[Data extracted from a collection]
++++++
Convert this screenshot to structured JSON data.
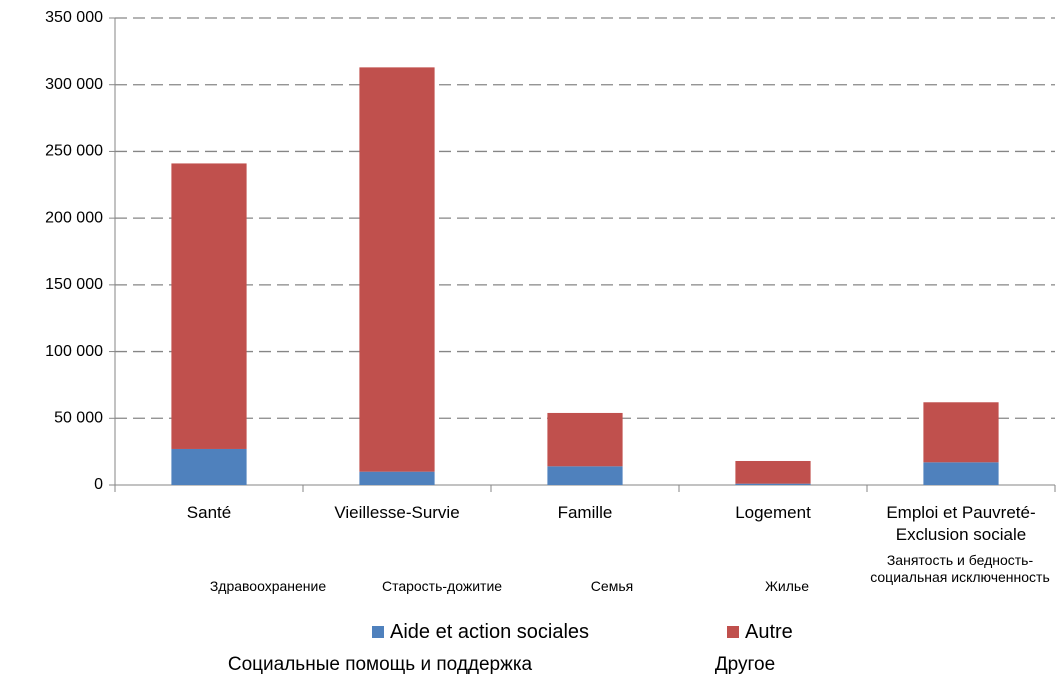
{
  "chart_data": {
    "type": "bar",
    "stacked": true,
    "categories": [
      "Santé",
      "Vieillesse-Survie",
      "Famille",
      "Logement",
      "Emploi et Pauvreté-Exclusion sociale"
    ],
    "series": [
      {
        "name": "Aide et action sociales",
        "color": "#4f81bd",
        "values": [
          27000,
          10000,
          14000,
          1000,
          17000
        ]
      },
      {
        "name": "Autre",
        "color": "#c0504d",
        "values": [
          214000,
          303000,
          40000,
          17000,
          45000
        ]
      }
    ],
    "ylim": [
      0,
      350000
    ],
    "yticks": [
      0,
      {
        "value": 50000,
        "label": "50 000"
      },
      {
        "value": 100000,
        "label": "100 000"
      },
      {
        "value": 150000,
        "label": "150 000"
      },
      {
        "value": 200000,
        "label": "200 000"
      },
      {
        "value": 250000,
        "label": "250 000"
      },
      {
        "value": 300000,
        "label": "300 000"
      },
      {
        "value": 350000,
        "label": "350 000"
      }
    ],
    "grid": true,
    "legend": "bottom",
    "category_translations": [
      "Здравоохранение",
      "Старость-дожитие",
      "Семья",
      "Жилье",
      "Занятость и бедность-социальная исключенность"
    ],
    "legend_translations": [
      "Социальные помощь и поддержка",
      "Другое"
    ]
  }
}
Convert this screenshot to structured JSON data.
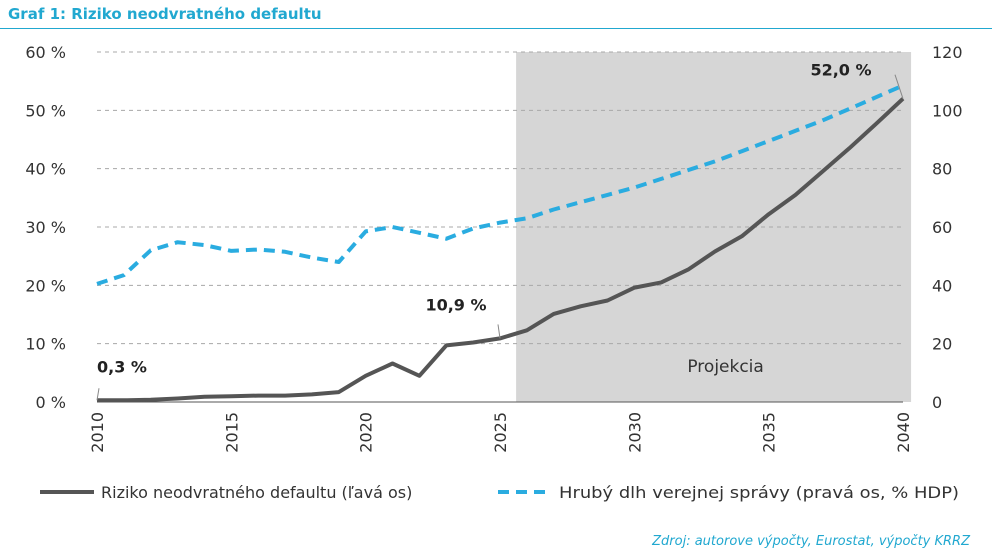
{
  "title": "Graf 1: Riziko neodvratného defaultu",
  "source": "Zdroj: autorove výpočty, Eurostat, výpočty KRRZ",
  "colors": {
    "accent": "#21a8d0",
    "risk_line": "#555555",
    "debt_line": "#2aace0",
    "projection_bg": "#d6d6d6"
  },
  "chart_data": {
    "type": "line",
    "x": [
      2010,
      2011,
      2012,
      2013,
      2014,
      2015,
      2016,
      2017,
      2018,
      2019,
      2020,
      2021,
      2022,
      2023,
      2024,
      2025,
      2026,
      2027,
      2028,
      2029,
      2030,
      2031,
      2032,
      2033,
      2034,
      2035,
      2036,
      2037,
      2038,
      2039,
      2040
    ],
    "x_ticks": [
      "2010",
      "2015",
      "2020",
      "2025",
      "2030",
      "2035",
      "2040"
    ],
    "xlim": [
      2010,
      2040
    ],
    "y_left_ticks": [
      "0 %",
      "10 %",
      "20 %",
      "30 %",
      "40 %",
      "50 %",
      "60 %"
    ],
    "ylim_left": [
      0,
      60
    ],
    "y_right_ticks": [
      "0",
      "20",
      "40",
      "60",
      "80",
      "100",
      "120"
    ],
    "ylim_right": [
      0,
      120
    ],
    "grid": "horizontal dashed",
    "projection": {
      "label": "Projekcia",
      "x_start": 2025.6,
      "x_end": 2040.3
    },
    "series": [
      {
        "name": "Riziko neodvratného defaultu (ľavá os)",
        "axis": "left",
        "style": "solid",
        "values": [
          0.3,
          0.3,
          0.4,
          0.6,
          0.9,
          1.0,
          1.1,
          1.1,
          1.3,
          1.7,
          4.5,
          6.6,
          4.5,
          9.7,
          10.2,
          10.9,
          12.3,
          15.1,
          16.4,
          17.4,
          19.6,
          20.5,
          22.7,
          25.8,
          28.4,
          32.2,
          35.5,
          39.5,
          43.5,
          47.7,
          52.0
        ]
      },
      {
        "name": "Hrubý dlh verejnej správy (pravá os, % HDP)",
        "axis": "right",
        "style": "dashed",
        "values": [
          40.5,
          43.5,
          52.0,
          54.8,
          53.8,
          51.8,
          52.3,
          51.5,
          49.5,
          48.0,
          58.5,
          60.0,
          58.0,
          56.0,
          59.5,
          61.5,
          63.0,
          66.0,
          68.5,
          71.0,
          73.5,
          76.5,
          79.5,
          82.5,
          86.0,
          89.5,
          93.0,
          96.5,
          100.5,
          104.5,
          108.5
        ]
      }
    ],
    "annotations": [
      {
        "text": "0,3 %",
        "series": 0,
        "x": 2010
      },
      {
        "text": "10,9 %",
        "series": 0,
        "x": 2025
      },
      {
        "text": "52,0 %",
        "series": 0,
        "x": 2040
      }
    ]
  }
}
++++++
_Required work_
Pull out each line holding the string "neodvratného".

_In response_
  "title": "Graf 1: Riziko neodvratného defaultu",
        "name": "Riziko neodvratného defaultu (ľavá os)",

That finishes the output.